WHAT THE TASK REQUIRES:
Gather all lines from the material that contain "JSON".

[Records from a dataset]
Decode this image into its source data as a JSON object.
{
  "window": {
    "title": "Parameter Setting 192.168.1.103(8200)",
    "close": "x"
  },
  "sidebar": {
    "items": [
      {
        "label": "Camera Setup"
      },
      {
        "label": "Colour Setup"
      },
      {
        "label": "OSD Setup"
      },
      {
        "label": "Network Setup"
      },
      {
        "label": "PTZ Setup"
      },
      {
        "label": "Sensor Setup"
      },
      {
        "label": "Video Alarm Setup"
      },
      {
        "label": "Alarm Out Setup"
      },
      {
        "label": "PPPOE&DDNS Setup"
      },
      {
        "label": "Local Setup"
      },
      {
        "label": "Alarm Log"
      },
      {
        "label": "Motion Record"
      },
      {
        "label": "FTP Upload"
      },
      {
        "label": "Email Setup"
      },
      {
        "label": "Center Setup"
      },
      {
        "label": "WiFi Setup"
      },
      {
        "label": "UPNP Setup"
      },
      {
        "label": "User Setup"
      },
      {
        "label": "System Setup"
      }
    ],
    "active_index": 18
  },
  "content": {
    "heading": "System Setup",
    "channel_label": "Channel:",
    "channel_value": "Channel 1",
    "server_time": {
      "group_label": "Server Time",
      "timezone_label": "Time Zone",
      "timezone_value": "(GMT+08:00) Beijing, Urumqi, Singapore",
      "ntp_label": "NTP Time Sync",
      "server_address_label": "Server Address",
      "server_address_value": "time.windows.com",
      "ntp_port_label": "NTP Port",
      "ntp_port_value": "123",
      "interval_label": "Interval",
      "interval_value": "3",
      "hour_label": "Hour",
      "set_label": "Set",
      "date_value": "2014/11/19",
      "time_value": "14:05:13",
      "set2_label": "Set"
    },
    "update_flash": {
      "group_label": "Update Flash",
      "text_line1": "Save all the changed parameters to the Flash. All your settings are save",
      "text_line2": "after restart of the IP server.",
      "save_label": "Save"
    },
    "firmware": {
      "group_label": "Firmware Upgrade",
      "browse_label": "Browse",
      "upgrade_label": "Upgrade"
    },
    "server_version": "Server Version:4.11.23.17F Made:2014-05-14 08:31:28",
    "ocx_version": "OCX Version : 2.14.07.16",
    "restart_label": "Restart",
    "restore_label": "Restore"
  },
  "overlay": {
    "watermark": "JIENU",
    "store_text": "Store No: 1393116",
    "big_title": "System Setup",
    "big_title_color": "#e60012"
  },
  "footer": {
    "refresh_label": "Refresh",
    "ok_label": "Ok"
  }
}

==

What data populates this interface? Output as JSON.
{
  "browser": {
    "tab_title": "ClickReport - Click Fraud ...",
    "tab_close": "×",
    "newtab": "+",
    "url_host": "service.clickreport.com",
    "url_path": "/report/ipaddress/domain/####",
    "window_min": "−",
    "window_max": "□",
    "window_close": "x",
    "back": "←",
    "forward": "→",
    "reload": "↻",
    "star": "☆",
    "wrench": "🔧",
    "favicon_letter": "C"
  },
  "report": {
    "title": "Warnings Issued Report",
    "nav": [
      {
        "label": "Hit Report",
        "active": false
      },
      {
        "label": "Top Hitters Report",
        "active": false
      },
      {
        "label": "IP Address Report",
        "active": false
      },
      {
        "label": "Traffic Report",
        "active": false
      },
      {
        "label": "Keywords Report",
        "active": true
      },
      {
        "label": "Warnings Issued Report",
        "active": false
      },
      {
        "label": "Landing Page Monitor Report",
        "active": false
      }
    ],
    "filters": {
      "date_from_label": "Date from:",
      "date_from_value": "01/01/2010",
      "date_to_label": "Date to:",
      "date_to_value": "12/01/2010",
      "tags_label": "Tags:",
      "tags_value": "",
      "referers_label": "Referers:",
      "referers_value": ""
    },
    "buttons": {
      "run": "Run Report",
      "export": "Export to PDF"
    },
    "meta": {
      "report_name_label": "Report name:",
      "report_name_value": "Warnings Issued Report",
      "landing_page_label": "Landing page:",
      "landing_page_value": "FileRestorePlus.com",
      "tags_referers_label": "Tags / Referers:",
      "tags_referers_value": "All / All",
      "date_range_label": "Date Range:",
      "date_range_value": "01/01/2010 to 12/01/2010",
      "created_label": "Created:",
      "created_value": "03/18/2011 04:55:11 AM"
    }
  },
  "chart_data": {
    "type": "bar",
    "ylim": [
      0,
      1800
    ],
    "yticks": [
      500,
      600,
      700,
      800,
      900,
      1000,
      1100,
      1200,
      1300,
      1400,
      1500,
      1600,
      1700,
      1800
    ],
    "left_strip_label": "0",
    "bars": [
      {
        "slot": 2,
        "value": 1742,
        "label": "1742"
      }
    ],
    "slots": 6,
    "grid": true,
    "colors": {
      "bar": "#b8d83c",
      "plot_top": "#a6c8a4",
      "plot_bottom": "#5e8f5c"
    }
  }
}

...

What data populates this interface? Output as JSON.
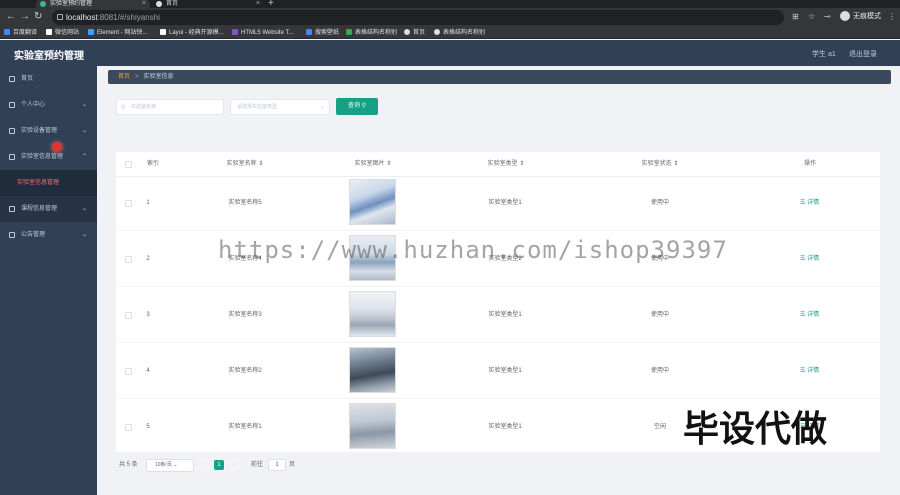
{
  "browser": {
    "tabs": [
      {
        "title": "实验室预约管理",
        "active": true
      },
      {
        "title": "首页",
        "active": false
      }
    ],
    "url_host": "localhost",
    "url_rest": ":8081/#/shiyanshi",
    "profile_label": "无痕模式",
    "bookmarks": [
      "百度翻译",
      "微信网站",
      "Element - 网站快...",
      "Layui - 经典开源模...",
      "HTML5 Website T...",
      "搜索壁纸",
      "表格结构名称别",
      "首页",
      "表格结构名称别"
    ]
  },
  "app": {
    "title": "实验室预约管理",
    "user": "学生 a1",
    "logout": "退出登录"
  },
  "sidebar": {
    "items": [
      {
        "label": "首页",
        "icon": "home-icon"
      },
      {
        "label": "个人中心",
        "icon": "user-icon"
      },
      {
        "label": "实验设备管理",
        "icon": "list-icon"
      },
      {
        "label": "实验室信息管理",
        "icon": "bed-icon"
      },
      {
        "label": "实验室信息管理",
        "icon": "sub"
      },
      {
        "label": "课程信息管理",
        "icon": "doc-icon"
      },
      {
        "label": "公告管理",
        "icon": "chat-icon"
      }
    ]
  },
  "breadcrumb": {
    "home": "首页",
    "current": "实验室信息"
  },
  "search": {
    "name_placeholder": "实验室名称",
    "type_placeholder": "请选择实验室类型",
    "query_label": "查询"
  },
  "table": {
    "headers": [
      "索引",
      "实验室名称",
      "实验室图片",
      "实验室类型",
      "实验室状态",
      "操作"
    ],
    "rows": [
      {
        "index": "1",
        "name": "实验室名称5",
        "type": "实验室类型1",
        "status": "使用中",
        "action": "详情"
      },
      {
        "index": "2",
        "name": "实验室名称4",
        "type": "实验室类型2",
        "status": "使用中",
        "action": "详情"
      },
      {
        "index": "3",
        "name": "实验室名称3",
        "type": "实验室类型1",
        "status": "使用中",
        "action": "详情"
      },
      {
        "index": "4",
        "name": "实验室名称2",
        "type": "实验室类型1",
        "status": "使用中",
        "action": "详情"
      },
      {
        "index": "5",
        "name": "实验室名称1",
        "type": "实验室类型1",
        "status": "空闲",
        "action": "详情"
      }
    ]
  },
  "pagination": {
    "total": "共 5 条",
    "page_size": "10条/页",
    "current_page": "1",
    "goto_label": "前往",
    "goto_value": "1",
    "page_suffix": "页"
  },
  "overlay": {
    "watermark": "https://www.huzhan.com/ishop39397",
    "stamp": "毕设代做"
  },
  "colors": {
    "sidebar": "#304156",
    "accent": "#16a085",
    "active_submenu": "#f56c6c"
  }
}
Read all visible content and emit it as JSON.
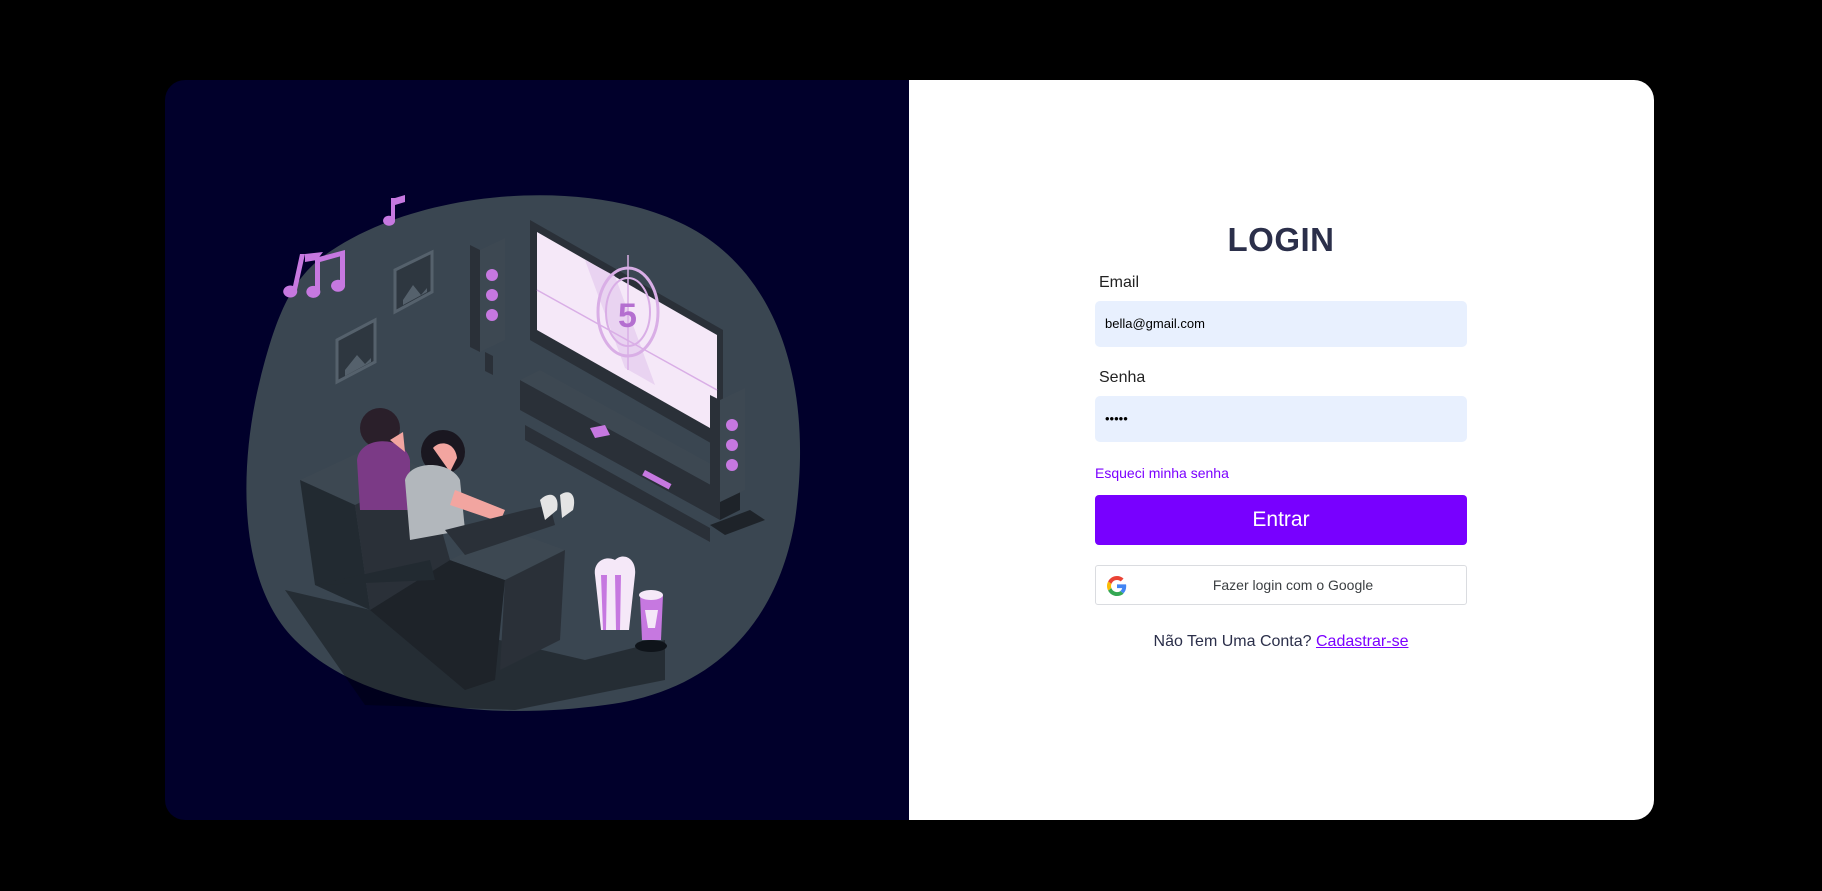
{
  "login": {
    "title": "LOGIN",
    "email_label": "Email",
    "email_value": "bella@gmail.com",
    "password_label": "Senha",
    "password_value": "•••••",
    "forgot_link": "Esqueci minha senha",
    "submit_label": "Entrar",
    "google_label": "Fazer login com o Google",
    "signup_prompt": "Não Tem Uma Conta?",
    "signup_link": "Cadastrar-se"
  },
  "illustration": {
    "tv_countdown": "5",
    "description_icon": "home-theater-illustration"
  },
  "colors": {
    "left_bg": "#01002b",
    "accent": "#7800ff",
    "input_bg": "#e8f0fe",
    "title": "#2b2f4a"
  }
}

FINAL ANSWER:
Decode this image into its source data as a JSON object.
What data populates this interface? Output as JSON.
What data populates this interface? Output as JSON.
Read all visible content and emit it as JSON.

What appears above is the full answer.